THE RECORDS:

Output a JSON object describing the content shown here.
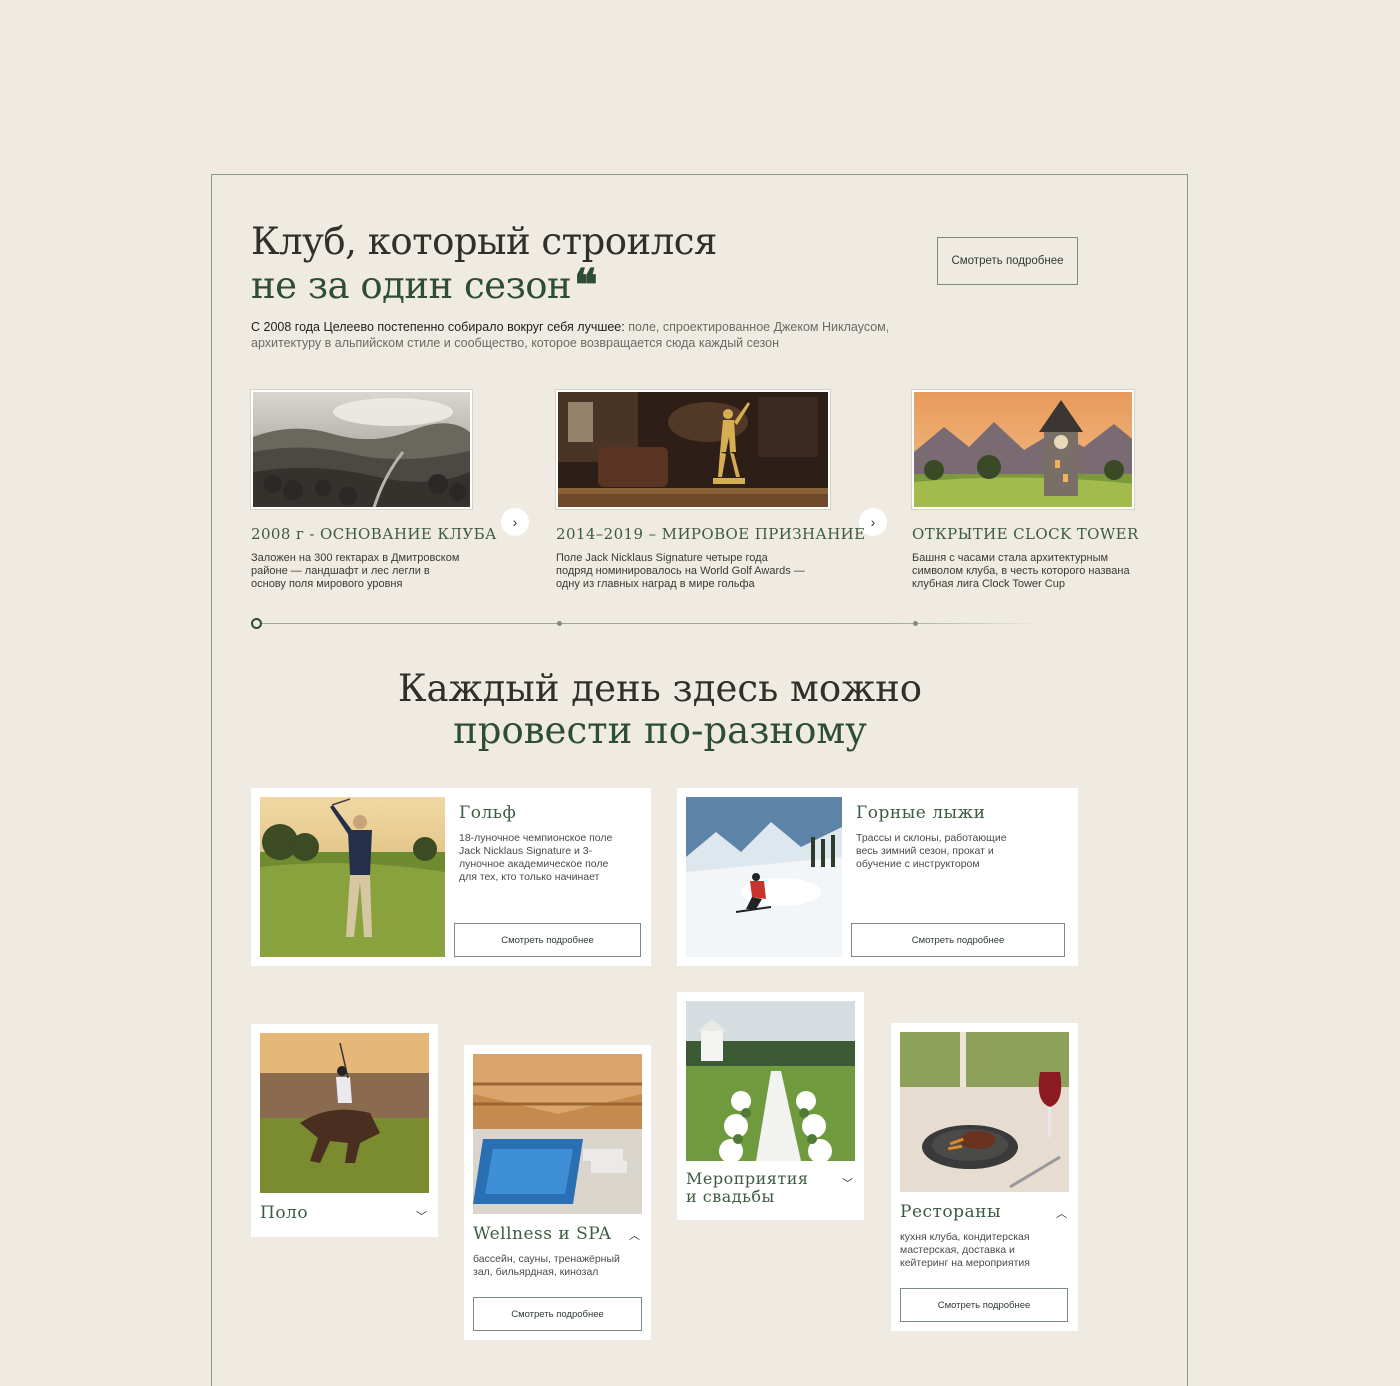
{
  "hero": {
    "title_line1": "Клуб, который строился",
    "title_line2": "не за один сезон",
    "quote_icon": "quote-icon",
    "button_label": "Смотреть подробнее",
    "intro_bold": "С 2008 года Целеево постепенно собирало вокруг себя лучшее:",
    "intro_rest": " поле, спроектированное Джеком Никлаусом, архитектуру в альпийском стиле и сообщество, которое возвращается сюда каждый сезон"
  },
  "timeline": {
    "items": [
      {
        "title": "2008 г - ОСНОВАНИЕ КЛУБА",
        "text": "Заложен на 300 гектарах в Дмитровском районе — ландшафт и лес легли в основу поля мирового уровня",
        "image": "misty-forest-landscape"
      },
      {
        "title": "2014–2019 – МИРОВОЕ ПРИЗНАНИЕ",
        "text": "Поле Jack Nicklaus Signature четыре года подряд номинировалось на World Golf Awards — одну из главных наград в мире гольфа",
        "image": "golden-golfer-trophy"
      },
      {
        "title": "ОТКРЫТИЕ CLOCK TOWER",
        "text": "Башня с часами стала архитектурным символом клуба, в честь которого названа клубная лига Clock Tower Cup",
        "image": "clock-tower-sunset"
      }
    ],
    "next_icon": "chevron-right-icon",
    "active_index": 0
  },
  "activities": {
    "title_line1": "Каждый день здесь можно",
    "title_line2": "провести по-разному",
    "cards": [
      {
        "title": "Гольф",
        "text": "18-луночное чемпионское поле Jack Nicklaus Signature и 3-луночное академическое поле для тех, кто только начинает",
        "button_label": "Смотреть подробнее",
        "image": "golfer-swing"
      },
      {
        "title": "Горные лыжи",
        "text": "Трассы и склоны, работающие весь зимний сезон, прокат и обучение с инструктором",
        "button_label": "Смотреть подробнее",
        "image": "skier-mountains"
      },
      {
        "title": "Поло",
        "image": "polo-rider",
        "chevron": "chevron-down-icon"
      },
      {
        "title": "Wellness и SPA",
        "text": "бассейн, сауны, тренажёрный зал, бильярдная, кинозал",
        "button_label": "Смотреть подробнее",
        "image": "indoor-pool",
        "chevron": "chevron-up-icon"
      },
      {
        "title_line1": "Мероприятия",
        "title_line2": "и свадьбы",
        "image": "wedding-aisle",
        "chevron": "chevron-down-icon"
      },
      {
        "title": "Рестораны",
        "text": "кухня клуба, кондитерская мастерская, доставка и кейтеринг на мероприятия",
        "button_label": "Смотреть подробнее",
        "image": "steak-wine-dinner",
        "chevron": "chevron-up-icon"
      }
    ]
  },
  "colors": {
    "background": "#f0ebe2",
    "accent_green": "#2e4d36",
    "card": "#ffffff"
  }
}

SHORT EXERCISE: Counting only lines of the data above that hold "Jack", report the total and nothing else.

WRITTEN SOLUTION: 2